[JOB] Keep only the lines that hold the string "КиржачКиржачскогорайонаВладимирскойобласти", filtering out the rest of the entries below.

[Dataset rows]
□ □ □ □ □ □ □

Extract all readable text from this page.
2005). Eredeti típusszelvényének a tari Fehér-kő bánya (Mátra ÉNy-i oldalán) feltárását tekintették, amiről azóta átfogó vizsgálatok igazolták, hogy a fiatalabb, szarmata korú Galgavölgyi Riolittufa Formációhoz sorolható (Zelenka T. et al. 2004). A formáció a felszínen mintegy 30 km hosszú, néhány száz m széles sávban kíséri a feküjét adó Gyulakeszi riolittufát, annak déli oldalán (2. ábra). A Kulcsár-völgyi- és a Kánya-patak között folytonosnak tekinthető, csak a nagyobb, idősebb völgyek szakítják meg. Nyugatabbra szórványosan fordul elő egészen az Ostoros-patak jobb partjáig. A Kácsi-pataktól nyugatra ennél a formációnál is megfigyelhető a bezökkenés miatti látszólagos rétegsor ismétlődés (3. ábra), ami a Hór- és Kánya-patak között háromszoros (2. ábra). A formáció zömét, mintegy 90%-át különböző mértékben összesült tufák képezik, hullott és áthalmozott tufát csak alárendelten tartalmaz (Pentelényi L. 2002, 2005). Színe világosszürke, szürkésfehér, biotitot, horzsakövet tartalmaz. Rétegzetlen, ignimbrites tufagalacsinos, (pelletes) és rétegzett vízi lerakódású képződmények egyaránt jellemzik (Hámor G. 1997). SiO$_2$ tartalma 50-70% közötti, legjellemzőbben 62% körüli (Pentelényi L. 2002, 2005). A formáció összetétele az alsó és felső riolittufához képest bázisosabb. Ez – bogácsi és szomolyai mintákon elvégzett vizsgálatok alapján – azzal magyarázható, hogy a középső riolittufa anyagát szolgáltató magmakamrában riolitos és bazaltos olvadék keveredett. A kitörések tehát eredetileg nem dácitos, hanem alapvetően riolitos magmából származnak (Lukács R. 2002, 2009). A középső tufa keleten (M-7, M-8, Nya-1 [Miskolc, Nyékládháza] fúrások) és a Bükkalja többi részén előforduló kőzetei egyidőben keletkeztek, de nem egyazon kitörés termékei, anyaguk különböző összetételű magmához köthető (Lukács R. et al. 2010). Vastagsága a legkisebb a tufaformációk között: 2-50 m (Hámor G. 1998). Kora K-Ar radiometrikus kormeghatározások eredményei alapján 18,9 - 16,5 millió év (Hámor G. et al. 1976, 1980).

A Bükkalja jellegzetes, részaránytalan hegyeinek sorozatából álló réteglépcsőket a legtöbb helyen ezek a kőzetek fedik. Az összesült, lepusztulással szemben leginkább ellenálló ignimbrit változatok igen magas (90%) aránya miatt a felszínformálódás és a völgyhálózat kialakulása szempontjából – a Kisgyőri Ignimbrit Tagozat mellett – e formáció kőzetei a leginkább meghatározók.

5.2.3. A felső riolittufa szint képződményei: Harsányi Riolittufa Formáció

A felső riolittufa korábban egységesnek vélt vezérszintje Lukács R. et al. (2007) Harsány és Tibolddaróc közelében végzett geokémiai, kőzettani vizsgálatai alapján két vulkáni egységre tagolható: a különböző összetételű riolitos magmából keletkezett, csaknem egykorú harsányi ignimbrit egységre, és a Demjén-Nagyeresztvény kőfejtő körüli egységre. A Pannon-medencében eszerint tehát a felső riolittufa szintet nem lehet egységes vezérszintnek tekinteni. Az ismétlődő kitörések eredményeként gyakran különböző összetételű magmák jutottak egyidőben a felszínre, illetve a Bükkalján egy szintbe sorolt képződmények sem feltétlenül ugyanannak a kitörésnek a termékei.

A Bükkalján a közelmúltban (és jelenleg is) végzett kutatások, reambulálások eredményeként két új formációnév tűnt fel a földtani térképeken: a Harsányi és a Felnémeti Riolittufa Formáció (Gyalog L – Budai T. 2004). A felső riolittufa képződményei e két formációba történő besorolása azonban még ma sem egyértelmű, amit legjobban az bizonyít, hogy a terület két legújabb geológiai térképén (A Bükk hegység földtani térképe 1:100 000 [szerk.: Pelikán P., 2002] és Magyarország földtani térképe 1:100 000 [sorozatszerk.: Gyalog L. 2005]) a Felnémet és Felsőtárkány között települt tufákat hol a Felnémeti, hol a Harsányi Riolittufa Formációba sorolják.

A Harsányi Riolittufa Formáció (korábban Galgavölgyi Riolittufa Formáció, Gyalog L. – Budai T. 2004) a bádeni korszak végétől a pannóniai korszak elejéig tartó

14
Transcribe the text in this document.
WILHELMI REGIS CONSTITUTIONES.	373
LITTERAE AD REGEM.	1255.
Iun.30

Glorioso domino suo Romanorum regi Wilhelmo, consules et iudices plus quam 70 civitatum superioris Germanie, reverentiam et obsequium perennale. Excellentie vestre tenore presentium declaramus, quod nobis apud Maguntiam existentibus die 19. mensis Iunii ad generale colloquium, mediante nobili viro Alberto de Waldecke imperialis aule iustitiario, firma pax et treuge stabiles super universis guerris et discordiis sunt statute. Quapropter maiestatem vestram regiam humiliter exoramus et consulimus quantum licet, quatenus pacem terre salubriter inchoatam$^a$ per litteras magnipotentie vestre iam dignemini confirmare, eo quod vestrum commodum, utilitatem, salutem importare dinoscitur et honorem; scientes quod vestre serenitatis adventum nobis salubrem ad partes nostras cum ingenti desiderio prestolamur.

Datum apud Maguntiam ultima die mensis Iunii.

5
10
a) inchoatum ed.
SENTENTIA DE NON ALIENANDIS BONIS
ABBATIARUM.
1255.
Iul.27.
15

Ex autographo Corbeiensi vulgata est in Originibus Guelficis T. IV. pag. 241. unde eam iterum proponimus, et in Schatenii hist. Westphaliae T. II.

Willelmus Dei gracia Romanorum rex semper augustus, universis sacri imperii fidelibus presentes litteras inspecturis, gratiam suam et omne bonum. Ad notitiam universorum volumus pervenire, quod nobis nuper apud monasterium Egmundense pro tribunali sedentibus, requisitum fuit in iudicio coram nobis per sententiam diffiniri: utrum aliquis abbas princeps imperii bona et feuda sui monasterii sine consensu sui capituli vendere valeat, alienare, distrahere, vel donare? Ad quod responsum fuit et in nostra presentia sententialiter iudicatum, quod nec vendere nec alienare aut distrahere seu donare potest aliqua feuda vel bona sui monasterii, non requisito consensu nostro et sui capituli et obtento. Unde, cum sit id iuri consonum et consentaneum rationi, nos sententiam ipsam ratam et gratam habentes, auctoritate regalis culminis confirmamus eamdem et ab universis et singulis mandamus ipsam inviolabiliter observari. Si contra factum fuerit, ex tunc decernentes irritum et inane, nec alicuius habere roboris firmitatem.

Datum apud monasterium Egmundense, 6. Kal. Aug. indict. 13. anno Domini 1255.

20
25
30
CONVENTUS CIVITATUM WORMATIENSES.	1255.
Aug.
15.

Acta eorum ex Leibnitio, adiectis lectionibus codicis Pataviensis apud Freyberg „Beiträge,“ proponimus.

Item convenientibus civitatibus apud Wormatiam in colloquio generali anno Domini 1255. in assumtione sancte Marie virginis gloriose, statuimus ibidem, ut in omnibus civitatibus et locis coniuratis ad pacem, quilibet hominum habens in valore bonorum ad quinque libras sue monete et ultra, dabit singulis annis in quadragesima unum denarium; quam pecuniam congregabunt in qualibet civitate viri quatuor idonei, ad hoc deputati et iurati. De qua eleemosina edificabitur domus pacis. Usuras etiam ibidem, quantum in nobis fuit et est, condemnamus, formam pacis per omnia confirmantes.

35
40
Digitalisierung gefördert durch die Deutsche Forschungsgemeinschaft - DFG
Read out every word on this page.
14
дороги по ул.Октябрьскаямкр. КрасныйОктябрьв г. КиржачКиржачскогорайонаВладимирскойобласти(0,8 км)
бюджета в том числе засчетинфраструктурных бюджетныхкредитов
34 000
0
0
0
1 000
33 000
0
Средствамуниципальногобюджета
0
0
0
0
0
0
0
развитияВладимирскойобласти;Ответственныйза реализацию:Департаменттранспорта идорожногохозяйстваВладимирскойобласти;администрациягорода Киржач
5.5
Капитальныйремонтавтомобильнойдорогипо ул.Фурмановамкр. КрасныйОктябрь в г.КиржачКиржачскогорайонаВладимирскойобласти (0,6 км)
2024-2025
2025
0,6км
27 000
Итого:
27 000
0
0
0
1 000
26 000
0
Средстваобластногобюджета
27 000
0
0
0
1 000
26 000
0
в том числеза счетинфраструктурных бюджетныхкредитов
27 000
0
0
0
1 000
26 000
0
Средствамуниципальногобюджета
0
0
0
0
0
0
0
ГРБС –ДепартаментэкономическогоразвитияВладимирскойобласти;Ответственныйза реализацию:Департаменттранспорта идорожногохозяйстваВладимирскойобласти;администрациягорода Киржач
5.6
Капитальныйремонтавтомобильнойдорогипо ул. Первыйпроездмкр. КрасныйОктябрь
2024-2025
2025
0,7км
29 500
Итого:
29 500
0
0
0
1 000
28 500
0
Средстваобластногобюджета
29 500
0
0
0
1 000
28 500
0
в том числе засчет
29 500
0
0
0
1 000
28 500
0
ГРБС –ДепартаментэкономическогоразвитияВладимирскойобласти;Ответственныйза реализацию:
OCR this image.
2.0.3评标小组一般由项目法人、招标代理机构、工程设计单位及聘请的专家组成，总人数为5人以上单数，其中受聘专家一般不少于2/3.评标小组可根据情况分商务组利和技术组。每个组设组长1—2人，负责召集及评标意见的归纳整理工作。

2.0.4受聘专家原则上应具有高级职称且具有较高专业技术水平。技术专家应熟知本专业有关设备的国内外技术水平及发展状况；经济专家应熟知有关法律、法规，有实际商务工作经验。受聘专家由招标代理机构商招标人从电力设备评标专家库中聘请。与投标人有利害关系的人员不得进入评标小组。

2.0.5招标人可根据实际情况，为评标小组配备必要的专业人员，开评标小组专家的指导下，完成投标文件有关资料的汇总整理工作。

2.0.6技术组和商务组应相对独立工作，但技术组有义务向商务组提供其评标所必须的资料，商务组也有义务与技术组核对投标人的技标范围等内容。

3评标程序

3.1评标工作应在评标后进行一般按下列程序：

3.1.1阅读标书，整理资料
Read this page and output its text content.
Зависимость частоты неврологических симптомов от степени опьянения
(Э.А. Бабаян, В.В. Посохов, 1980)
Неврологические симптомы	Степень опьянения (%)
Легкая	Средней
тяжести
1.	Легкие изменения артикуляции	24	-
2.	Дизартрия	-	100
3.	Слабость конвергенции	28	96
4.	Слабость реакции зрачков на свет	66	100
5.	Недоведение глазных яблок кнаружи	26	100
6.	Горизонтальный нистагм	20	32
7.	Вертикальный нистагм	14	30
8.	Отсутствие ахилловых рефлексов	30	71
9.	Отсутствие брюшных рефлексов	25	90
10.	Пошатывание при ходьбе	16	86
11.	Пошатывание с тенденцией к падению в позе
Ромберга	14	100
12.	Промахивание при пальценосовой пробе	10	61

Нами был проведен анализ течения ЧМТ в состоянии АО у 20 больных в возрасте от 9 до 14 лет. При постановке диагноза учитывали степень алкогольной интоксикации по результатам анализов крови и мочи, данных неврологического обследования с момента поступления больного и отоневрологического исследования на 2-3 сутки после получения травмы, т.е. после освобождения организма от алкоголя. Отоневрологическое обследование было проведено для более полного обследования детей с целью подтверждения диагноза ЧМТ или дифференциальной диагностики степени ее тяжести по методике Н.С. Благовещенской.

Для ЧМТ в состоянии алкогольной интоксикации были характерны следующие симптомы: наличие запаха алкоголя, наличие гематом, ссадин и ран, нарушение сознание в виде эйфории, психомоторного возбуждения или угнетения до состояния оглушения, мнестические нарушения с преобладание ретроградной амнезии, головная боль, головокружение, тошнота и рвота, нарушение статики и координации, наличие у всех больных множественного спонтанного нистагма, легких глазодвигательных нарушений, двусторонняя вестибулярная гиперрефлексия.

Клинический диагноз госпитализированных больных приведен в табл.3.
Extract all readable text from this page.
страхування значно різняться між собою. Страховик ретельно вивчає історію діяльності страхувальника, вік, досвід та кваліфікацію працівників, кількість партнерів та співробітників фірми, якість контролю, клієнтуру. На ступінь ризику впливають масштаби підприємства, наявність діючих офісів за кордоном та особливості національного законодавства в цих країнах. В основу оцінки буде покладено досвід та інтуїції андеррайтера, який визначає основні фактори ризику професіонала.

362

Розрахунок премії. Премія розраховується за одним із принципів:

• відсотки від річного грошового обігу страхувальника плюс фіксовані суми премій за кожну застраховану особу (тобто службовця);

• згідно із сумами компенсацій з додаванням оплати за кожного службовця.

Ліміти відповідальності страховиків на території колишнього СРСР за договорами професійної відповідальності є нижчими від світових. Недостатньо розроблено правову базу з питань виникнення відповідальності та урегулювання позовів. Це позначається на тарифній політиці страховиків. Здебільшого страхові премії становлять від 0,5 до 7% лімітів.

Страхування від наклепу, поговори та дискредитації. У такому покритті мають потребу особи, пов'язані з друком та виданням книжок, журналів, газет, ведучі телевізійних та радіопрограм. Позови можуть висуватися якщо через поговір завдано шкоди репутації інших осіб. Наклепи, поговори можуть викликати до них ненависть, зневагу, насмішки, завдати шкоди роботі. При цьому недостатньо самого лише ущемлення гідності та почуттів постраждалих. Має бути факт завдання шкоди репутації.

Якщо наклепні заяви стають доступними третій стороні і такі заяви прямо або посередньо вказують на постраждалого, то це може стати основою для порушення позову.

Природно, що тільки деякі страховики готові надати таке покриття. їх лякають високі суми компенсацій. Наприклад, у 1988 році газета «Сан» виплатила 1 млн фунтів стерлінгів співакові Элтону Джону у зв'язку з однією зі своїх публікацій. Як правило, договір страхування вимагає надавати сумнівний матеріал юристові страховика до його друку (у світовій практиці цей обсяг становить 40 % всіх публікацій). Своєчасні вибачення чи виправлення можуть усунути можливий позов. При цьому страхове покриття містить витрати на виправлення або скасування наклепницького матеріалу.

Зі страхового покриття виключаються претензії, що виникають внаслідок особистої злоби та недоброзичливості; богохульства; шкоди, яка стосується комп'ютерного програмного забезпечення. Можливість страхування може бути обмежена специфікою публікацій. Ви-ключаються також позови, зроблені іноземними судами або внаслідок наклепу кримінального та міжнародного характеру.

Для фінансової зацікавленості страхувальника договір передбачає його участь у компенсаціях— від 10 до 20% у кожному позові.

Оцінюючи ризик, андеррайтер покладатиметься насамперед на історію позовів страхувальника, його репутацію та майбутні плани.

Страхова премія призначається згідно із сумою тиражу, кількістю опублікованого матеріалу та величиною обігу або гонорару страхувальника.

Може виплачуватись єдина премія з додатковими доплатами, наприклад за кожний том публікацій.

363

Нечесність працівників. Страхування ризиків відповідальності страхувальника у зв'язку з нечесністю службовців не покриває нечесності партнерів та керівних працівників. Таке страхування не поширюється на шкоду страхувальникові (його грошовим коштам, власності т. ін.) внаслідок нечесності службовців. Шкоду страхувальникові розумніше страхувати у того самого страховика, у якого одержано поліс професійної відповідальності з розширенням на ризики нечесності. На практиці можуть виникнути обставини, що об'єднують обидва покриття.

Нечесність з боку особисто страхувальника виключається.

□ □ □ □ □ □ □

[RESPONSE]
дороги по ул.Октябрьскаямкр. КрасныйОктябрьв г. КиржачКиржачскогорайонаВладимирскойобласти(0,8 км)
Капитальныйремонтавтомобильнойдорогипо ул.Фурмановамкр. КрасныйОктябрь в г.КиржачКиржачскогорайонаВладимирскойобласти (0,6 км)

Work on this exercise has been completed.